INFORMATION SHOWN below:
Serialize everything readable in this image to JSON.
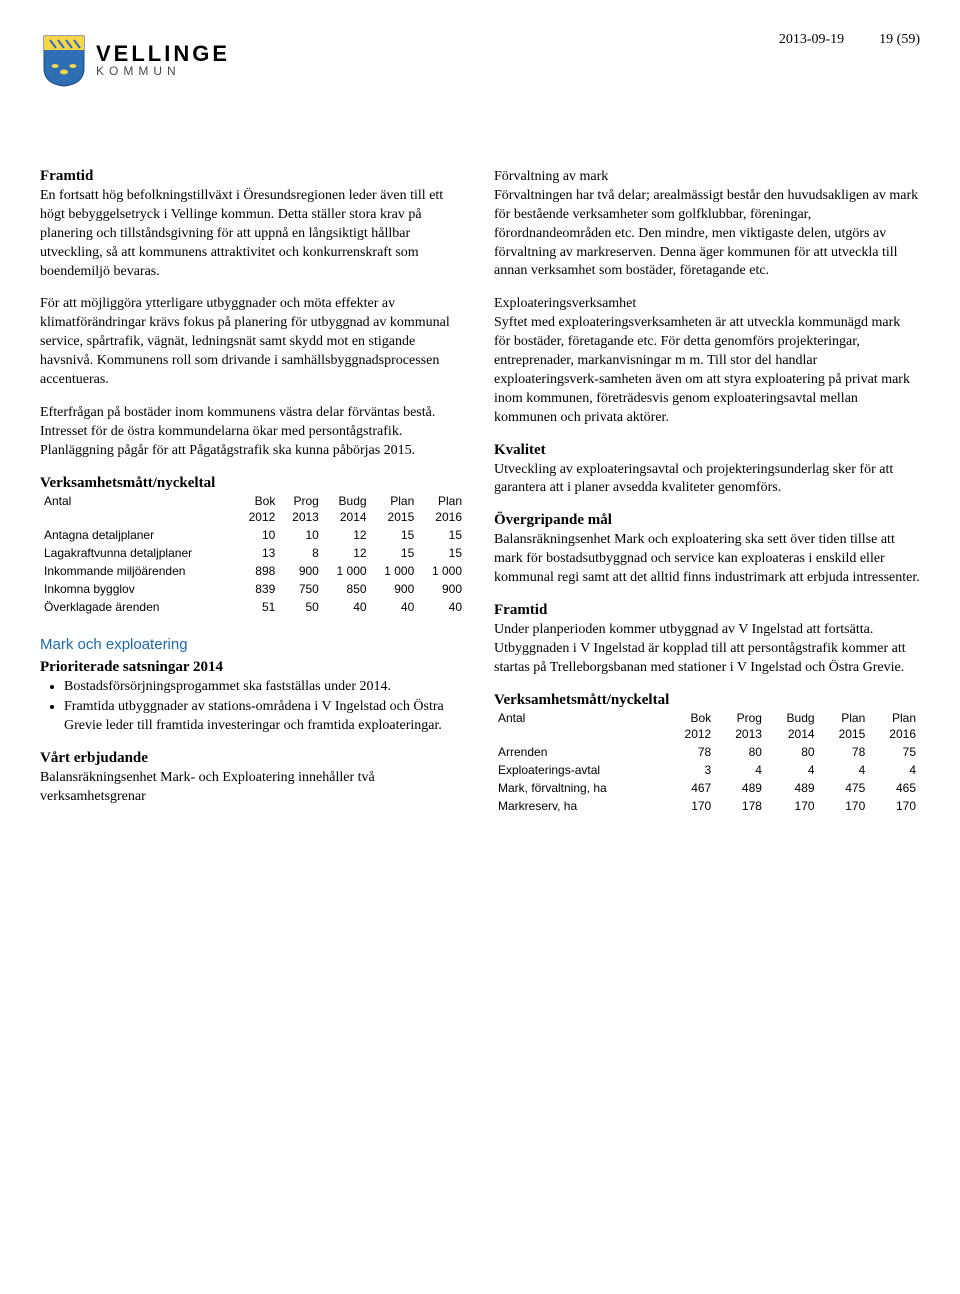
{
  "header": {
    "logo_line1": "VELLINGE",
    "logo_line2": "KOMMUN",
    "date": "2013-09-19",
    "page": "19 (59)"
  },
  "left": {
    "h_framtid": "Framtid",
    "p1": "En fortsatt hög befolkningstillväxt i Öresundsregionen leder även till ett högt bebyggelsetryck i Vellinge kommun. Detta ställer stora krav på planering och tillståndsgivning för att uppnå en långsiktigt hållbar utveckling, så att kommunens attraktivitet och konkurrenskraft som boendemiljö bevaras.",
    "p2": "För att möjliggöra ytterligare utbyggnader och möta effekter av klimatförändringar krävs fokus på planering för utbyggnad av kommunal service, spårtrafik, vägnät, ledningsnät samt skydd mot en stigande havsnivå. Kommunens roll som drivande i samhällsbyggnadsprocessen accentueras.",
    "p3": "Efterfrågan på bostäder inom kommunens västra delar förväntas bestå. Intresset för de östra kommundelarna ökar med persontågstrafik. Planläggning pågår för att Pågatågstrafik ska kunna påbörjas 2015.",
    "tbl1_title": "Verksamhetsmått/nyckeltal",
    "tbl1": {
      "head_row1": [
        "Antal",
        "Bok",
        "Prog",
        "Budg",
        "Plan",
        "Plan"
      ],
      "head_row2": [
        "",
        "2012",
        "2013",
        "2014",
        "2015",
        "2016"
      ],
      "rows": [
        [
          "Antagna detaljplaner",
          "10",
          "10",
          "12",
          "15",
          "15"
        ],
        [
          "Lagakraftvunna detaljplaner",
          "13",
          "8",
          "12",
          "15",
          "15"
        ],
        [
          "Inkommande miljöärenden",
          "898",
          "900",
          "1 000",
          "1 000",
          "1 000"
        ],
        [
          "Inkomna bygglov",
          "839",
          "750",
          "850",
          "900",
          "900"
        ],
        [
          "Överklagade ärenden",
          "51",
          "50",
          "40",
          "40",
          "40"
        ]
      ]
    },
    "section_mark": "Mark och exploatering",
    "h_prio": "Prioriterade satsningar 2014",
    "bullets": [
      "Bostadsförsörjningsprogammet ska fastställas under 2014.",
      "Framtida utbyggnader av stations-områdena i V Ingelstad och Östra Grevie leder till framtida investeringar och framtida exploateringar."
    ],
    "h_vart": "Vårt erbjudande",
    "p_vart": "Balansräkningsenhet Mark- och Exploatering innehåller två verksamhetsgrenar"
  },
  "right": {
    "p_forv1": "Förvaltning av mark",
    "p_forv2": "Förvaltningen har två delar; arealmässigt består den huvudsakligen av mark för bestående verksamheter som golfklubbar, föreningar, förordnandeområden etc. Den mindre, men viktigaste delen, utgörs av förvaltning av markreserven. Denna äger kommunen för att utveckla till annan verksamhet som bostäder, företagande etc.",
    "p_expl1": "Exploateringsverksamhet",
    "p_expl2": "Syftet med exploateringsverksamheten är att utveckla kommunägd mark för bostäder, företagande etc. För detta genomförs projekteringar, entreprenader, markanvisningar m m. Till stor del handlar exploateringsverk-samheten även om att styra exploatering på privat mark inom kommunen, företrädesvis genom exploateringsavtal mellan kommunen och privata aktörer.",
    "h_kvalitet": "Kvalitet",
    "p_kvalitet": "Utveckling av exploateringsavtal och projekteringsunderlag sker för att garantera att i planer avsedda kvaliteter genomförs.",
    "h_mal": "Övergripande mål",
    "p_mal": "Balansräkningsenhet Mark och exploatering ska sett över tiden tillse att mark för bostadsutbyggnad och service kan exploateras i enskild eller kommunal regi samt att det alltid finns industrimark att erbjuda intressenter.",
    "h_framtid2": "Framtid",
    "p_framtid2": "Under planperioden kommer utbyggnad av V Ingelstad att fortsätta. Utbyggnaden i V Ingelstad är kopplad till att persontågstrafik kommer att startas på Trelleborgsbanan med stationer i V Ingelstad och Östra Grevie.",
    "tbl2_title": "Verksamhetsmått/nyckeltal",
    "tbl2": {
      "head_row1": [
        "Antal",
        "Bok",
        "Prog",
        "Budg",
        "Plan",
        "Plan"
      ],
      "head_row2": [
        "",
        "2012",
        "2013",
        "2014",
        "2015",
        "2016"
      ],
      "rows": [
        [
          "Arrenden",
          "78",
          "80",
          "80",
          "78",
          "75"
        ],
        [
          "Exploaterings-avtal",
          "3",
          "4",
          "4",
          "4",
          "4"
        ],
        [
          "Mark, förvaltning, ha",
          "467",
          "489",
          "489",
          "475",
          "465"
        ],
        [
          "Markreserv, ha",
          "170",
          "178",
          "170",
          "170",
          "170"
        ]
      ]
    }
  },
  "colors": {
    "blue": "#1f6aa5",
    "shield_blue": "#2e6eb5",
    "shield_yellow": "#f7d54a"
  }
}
End of INFORMATION SHOWN.
#### [WHAT TO WORK ON]
Retype the records verbatim, excluding each image they hold.

#### [PROBLEM SOLUTION]
Serialize everything readable in this image to JSON.
{
  "header": {
    "logo_line1": "VELLINGE",
    "logo_line2": "KOMMUN",
    "date": "2013-09-19",
    "page": "19 (59)"
  },
  "left": {
    "h_framtid": "Framtid",
    "p1": "En fortsatt hög befolkningstillväxt i Öresundsregionen leder även till ett högt bebyggelsetryck i Vellinge kommun. Detta ställer stora krav på planering och tillståndsgivning för att uppnå en långsiktigt hållbar utveckling, så att kommunens attraktivitet och konkurrenskraft som boendemiljö bevaras.",
    "p2": "För att möjliggöra ytterligare utbyggnader och möta effekter av klimatförändringar krävs fokus på planering för utbyggnad av kommunal service, spårtrafik, vägnät, ledningsnät samt skydd mot en stigande havsnivå. Kommunens roll som drivande i samhällsbyggnadsprocessen accentueras.",
    "p3": "Efterfrågan på bostäder inom kommunens västra delar förväntas bestå. Intresset för de östra kommundelarna ökar med persontågstrafik. Planläggning pågår för att Pågatågstrafik ska kunna påbörjas 2015.",
    "tbl1_title": "Verksamhetsmått/nyckeltal",
    "tbl1": {
      "head_row1": [
        "Antal",
        "Bok",
        "Prog",
        "Budg",
        "Plan",
        "Plan"
      ],
      "head_row2": [
        "",
        "2012",
        "2013",
        "2014",
        "2015",
        "2016"
      ],
      "rows": [
        [
          "Antagna detaljplaner",
          "10",
          "10",
          "12",
          "15",
          "15"
        ],
        [
          "Lagakraftvunna detaljplaner",
          "13",
          "8",
          "12",
          "15",
          "15"
        ],
        [
          "Inkommande miljöärenden",
          "898",
          "900",
          "1 000",
          "1 000",
          "1 000"
        ],
        [
          "Inkomna bygglov",
          "839",
          "750",
          "850",
          "900",
          "900"
        ],
        [
          "Överklagade ärenden",
          "51",
          "50",
          "40",
          "40",
          "40"
        ]
      ]
    },
    "section_mark": "Mark och exploatering",
    "h_prio": "Prioriterade satsningar 2014",
    "bullets": [
      "Bostadsförsörjningsprogammet ska fastställas under 2014.",
      "Framtida utbyggnader av stations-områdena i V Ingelstad och Östra Grevie leder till framtida investeringar och framtida exploateringar."
    ],
    "h_vart": "Vårt erbjudande",
    "p_vart": "Balansräkningsenhet Mark- och Exploatering innehåller två verksamhetsgrenar"
  },
  "right": {
    "p_forv1": "Förvaltning av mark",
    "p_forv2": "Förvaltningen har två delar; arealmässigt består den huvudsakligen av mark för bestående verksamheter som golfklubbar, föreningar, förordnandeområden etc. Den mindre, men viktigaste delen, utgörs av förvaltning av markreserven. Denna äger kommunen för att utveckla till annan verksamhet som bostäder, företagande etc.",
    "p_expl1": "Exploateringsverksamhet",
    "p_expl2": "Syftet med exploateringsverksamheten är att utveckla kommunägd mark för bostäder, företagande etc. För detta genomförs projekteringar, entreprenader, markanvisningar m m. Till stor del handlar exploateringsverk-samheten även om att styra exploatering på privat mark inom kommunen, företrädesvis genom exploateringsavtal mellan kommunen och privata aktörer.",
    "h_kvalitet": "Kvalitet",
    "p_kvalitet": "Utveckling av exploateringsavtal och projekteringsunderlag sker för att garantera att i planer avsedda kvaliteter genomförs.",
    "h_mal": "Övergripande mål",
    "p_mal": "Balansräkningsenhet Mark och exploatering ska sett över tiden tillse att mark för bostadsutbyggnad och service kan exploateras i enskild eller kommunal regi samt att det alltid finns industrimark att erbjuda intressenter.",
    "h_framtid2": "Framtid",
    "p_framtid2": "Under planperioden kommer utbyggnad av V Ingelstad att fortsätta. Utbyggnaden i V Ingelstad är kopplad till att persontågstrafik kommer att startas på Trelleborgsbanan med stationer i V Ingelstad och Östra Grevie.",
    "tbl2_title": "Verksamhetsmått/nyckeltal",
    "tbl2": {
      "head_row1": [
        "Antal",
        "Bok",
        "Prog",
        "Budg",
        "Plan",
        "Plan"
      ],
      "head_row2": [
        "",
        "2012",
        "2013",
        "2014",
        "2015",
        "2016"
      ],
      "rows": [
        [
          "Arrenden",
          "78",
          "80",
          "80",
          "78",
          "75"
        ],
        [
          "Exploaterings-avtal",
          "3",
          "4",
          "4",
          "4",
          "4"
        ],
        [
          "Mark, förvaltning, ha",
          "467",
          "489",
          "489",
          "475",
          "465"
        ],
        [
          "Markreserv, ha",
          "170",
          "178",
          "170",
          "170",
          "170"
        ]
      ]
    }
  },
  "colors": {
    "blue": "#1f6aa5",
    "shield_blue": "#2e6eb5",
    "shield_yellow": "#f7d54a"
  }
}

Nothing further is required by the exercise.